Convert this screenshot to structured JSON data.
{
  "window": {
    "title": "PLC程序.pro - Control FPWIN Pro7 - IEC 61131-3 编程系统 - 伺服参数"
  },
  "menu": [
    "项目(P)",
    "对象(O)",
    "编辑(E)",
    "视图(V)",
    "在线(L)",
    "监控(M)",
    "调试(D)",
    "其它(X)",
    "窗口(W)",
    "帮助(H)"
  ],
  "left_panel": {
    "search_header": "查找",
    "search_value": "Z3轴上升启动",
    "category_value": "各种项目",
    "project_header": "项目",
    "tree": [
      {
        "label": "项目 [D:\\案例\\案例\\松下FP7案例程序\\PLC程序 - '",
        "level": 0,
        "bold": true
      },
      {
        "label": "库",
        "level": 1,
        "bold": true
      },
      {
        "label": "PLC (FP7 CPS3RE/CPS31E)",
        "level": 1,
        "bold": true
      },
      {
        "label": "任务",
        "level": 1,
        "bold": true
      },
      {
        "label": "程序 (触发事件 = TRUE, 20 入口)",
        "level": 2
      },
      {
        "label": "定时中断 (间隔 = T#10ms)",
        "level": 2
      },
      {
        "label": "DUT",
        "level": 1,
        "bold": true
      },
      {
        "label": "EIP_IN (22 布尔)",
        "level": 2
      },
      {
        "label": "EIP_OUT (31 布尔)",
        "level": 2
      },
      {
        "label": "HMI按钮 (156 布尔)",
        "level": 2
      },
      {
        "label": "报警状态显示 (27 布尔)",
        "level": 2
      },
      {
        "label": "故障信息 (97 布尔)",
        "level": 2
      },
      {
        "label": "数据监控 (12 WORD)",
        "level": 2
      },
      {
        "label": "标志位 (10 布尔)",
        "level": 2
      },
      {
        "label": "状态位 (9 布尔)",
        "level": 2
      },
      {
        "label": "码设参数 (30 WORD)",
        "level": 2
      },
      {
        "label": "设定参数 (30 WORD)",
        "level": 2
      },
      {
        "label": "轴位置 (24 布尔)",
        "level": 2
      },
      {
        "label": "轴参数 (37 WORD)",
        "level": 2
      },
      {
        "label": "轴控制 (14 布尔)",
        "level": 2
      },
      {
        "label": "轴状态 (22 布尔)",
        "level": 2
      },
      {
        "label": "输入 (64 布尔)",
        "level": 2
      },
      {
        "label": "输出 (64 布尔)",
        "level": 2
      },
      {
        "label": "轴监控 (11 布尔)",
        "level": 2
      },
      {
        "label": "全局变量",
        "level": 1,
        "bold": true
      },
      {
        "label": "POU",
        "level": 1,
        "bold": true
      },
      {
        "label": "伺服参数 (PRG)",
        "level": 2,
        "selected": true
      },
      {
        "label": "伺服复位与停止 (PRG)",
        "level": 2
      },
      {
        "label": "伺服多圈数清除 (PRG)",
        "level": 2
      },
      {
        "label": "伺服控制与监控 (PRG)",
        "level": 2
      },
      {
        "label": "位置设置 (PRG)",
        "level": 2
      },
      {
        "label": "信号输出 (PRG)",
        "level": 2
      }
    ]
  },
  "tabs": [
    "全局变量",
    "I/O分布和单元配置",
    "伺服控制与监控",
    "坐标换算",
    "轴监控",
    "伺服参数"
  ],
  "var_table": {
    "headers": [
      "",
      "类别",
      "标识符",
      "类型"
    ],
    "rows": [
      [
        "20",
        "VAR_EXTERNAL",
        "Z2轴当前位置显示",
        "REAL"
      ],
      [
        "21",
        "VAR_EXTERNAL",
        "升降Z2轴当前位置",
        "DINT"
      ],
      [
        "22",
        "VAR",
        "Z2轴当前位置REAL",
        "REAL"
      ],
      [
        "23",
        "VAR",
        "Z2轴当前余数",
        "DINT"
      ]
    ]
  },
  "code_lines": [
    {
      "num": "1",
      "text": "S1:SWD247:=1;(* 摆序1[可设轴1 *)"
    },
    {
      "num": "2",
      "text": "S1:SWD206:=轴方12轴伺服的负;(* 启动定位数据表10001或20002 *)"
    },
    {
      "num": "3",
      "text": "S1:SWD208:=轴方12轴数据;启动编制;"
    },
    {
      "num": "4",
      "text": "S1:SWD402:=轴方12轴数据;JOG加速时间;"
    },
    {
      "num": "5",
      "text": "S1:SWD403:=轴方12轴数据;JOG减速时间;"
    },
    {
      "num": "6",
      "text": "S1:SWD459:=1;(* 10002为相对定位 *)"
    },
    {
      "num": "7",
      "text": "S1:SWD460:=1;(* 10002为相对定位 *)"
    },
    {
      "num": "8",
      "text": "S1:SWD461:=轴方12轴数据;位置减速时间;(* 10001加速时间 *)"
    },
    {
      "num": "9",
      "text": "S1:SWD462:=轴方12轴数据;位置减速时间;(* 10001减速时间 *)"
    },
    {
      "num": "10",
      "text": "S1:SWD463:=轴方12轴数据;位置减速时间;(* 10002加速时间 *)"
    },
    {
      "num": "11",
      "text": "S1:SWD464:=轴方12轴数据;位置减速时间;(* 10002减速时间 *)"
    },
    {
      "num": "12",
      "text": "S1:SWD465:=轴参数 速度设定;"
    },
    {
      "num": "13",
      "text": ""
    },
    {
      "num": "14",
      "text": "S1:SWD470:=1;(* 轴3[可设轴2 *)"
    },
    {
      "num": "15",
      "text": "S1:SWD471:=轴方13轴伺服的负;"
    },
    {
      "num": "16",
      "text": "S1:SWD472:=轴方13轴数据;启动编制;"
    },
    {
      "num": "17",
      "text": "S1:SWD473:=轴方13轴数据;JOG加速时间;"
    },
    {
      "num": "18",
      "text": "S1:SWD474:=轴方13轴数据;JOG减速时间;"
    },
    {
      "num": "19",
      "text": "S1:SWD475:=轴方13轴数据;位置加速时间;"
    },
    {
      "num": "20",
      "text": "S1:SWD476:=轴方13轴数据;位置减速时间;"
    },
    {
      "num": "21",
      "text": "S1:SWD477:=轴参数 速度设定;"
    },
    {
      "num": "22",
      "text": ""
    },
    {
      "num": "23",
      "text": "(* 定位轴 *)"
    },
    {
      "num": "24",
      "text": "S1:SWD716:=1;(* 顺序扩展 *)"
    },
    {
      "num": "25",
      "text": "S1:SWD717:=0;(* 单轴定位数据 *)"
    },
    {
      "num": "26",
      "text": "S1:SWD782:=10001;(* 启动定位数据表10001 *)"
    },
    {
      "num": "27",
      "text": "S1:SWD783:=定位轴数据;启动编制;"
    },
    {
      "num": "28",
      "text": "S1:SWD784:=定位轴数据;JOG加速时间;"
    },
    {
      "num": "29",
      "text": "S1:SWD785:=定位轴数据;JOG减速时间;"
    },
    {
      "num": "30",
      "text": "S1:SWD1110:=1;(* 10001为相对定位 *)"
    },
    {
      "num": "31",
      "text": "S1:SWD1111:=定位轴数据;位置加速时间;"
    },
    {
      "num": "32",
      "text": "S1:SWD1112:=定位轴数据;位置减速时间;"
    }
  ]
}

▸ Stated problem
Go through the records and print each one exactly.

▸ Output for this exercise
Convert this screenshot to structured JSON data.
{
  "window": {
    "title": "PLC程序.pro - Control FPWIN Pro7 - IEC 61131-3 编程系统 - 伺服参数"
  },
  "menu": [
    "项目(P)",
    "对象(O)",
    "编辑(E)",
    "视图(V)",
    "在线(L)",
    "监控(M)",
    "调试(D)",
    "其它(X)",
    "窗口(W)",
    "帮助(H)"
  ],
  "left_panel": {
    "search_header": "查找",
    "search_value": "Z3轴上升启动",
    "category_value": "各种项目",
    "project_header": "项目",
    "tree": [
      {
        "label": "项目 [D:\\案例\\案例\\松下FP7案例程序\\PLC程序 - '",
        "level": 0,
        "bold": true
      },
      {
        "label": "库",
        "level": 1,
        "bold": true
      },
      {
        "label": "PLC (FP7 CPS3RE/CPS31E)",
        "level": 1,
        "bold": true
      },
      {
        "label": "任务",
        "level": 1,
        "bold": true
      },
      {
        "label": "程序 (触发事件 = TRUE, 20 入口)",
        "level": 2
      },
      {
        "label": "定时中断 (间隔 = T#10ms)",
        "level": 2
      },
      {
        "label": "DUT",
        "level": 1,
        "bold": true
      },
      {
        "label": "EIP_IN (22 布尔)",
        "level": 2
      },
      {
        "label": "EIP_OUT (31 布尔)",
        "level": 2
      },
      {
        "label": "HMI按钮 (156 布尔)",
        "level": 2
      },
      {
        "label": "报警状态显示 (27 布尔)",
        "level": 2
      },
      {
        "label": "故障信息 (97 布尔)",
        "level": 2
      },
      {
        "label": "数据监控 (12 WORD)",
        "level": 2
      },
      {
        "label": "标志位 (10 布尔)",
        "level": 2
      },
      {
        "label": "状态位 (9 布尔)",
        "level": 2
      },
      {
        "label": "码设参数 (30 WORD)",
        "level": 2
      },
      {
        "label": "设定参数 (30 WORD)",
        "level": 2
      },
      {
        "label": "轴位置 (24 布尔)",
        "level": 2
      },
      {
        "label": "轴参数 (37 WORD)",
        "level": 2
      },
      {
        "label": "轴控制 (14 布尔)",
        "level": 2
      },
      {
        "label": "轴状态 (22 布尔)",
        "level": 2
      },
      {
        "label": "输入 (64 布尔)",
        "level": 2
      },
      {
        "label": "输出 (64 布尔)",
        "level": 2
      },
      {
        "label": "轴监控 (11 布尔)",
        "level": 2
      },
      {
        "label": "全局变量",
        "level": 1,
        "bold": true
      },
      {
        "label": "POU",
        "level": 1,
        "bold": true
      },
      {
        "label": "伺服参数 (PRG)",
        "level": 2,
        "selected": true
      },
      {
        "label": "伺服复位与停止 (PRG)",
        "level": 2
      },
      {
        "label": "伺服多圈数清除 (PRG)",
        "level": 2
      },
      {
        "label": "伺服控制与监控 (PRG)",
        "level": 2
      },
      {
        "label": "位置设置 (PRG)",
        "level": 2
      },
      {
        "label": "信号输出 (PRG)",
        "level": 2
      }
    ]
  },
  "tabs": [
    "全局变量",
    "I/O分布和单元配置",
    "伺服控制与监控",
    "坐标换算",
    "轴监控",
    "伺服参数"
  ],
  "var_table": {
    "headers": [
      "",
      "类别",
      "标识符",
      "类型"
    ],
    "rows": [
      [
        "20",
        "VAR_EXTERNAL",
        "Z2轴当前位置显示",
        "REAL"
      ],
      [
        "21",
        "VAR_EXTERNAL",
        "升降Z2轴当前位置",
        "DINT"
      ],
      [
        "22",
        "VAR",
        "Z2轴当前位置REAL",
        "REAL"
      ],
      [
        "23",
        "VAR",
        "Z2轴当前余数",
        "DINT"
      ]
    ]
  },
  "code_lines": [
    {
      "num": "1",
      "text": "S1:SWD247:=1;(* 摆序1[可设轴1 *)"
    },
    {
      "num": "2",
      "text": "S1:SWD206:=轴方12轴伺服的负;(* 启动定位数据表10001或20002 *)"
    },
    {
      "num": "3",
      "text": "S1:SWD208:=轴方12轴数据;启动编制;"
    },
    {
      "num": "4",
      "text": "S1:SWD402:=轴方12轴数据;JOG加速时间;"
    },
    {
      "num": "5",
      "text": "S1:SWD403:=轴方12轴数据;JOG减速时间;"
    },
    {
      "num": "6",
      "text": "S1:SWD459:=1;(* 10002为相对定位 *)"
    },
    {
      "num": "7",
      "text": "S1:SWD460:=1;(* 10002为相对定位 *)"
    },
    {
      "num": "8",
      "text": "S1:SWD461:=轴方12轴数据;位置减速时间;(* 10001加速时间 *)"
    },
    {
      "num": "9",
      "text": "S1:SWD462:=轴方12轴数据;位置减速时间;(* 10001减速时间 *)"
    },
    {
      "num": "10",
      "text": "S1:SWD463:=轴方12轴数据;位置减速时间;(* 10002加速时间 *)"
    },
    {
      "num": "11",
      "text": "S1:SWD464:=轴方12轴数据;位置减速时间;(* 10002减速时间 *)"
    },
    {
      "num": "12",
      "text": "S1:SWD465:=轴参数 速度设定;"
    },
    {
      "num": "13",
      "text": ""
    },
    {
      "num": "14",
      "text": "S1:SWD470:=1;(* 轴3[可设轴2 *)"
    },
    {
      "num": "15",
      "text": "S1:SWD471:=轴方13轴伺服的负;"
    },
    {
      "num": "16",
      "text": "S1:SWD472:=轴方13轴数据;启动编制;"
    },
    {
      "num": "17",
      "text": "S1:SWD473:=轴方13轴数据;JOG加速时间;"
    },
    {
      "num": "18",
      "text": "S1:SWD474:=轴方13轴数据;JOG减速时间;"
    },
    {
      "num": "19",
      "text": "S1:SWD475:=轴方13轴数据;位置加速时间;"
    },
    {
      "num": "20",
      "text": "S1:SWD476:=轴方13轴数据;位置减速时间;"
    },
    {
      "num": "21",
      "text": "S1:SWD477:=轴参数 速度设定;"
    },
    {
      "num": "22",
      "text": ""
    },
    {
      "num": "23",
      "text": "(* 定位轴 *)"
    },
    {
      "num": "24",
      "text": "S1:SWD716:=1;(* 顺序扩展 *)"
    },
    {
      "num": "25",
      "text": "S1:SWD717:=0;(* 单轴定位数据 *)"
    },
    {
      "num": "26",
      "text": "S1:SWD782:=10001;(* 启动定位数据表10001 *)"
    },
    {
      "num": "27",
      "text": "S1:SWD783:=定位轴数据;启动编制;"
    },
    {
      "num": "28",
      "text": "S1:SWD784:=定位轴数据;JOG加速时间;"
    },
    {
      "num": "29",
      "text": "S1:SWD785:=定位轴数据;JOG减速时间;"
    },
    {
      "num": "30",
      "text": "S1:SWD1110:=1;(* 10001为相对定位 *)"
    },
    {
      "num": "31",
      "text": "S1:SWD1111:=定位轴数据;位置加速时间;"
    },
    {
      "num": "32",
      "text": "S1:SWD1112:=定位轴数据;位置减速时间;"
    }
  ]
}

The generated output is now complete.